### Available records
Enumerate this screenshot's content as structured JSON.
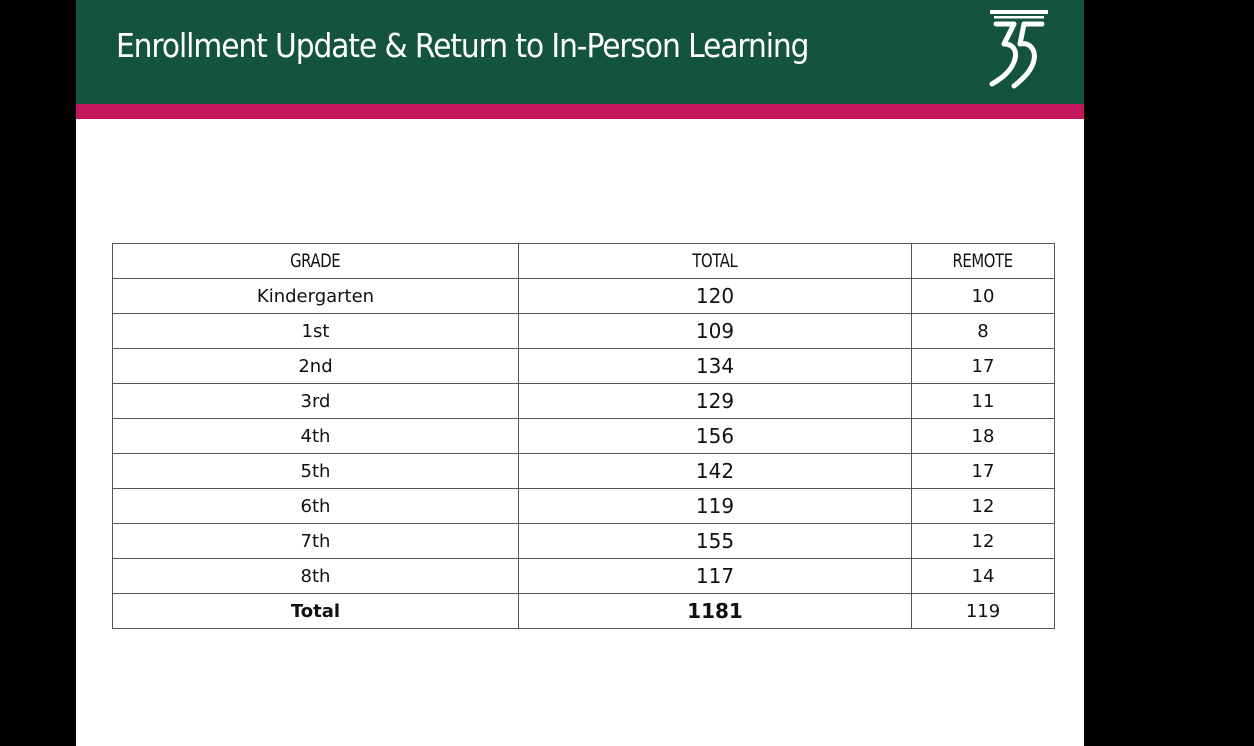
{
  "slide": {
    "title": "Enrollment Update & Return to In-Person Learning",
    "logo_icon": "logo-35-icon",
    "colors": {
      "header_bg": "#14543f",
      "accent_bar": "#c0185a",
      "slide_bg": "#ffffff",
      "outer_bg": "#000000"
    }
  },
  "table": {
    "headers": {
      "grade": "GRADE",
      "total": "TOTAL",
      "remote": "REMOTE"
    },
    "rows": [
      {
        "grade": "Kindergarten",
        "total": "120",
        "remote": "10"
      },
      {
        "grade": "1st",
        "total": "109",
        "remote": "8"
      },
      {
        "grade": "2nd",
        "total": "134",
        "remote": "17"
      },
      {
        "grade": "3rd",
        "total": "129",
        "remote": "11"
      },
      {
        "grade": "4th",
        "total": "156",
        "remote": "18"
      },
      {
        "grade": "5th",
        "total": "142",
        "remote": "17"
      },
      {
        "grade": "6th",
        "total": "119",
        "remote": "12"
      },
      {
        "grade": "7th",
        "total": "155",
        "remote": "12"
      },
      {
        "grade": "8th",
        "total": "117",
        "remote": "14"
      }
    ],
    "total_row": {
      "grade": "Total",
      "total": "1181",
      "remote": "119"
    }
  }
}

### Instruction
Say how many lines contain the string "grade", giving nothing but the count.

### Task response
11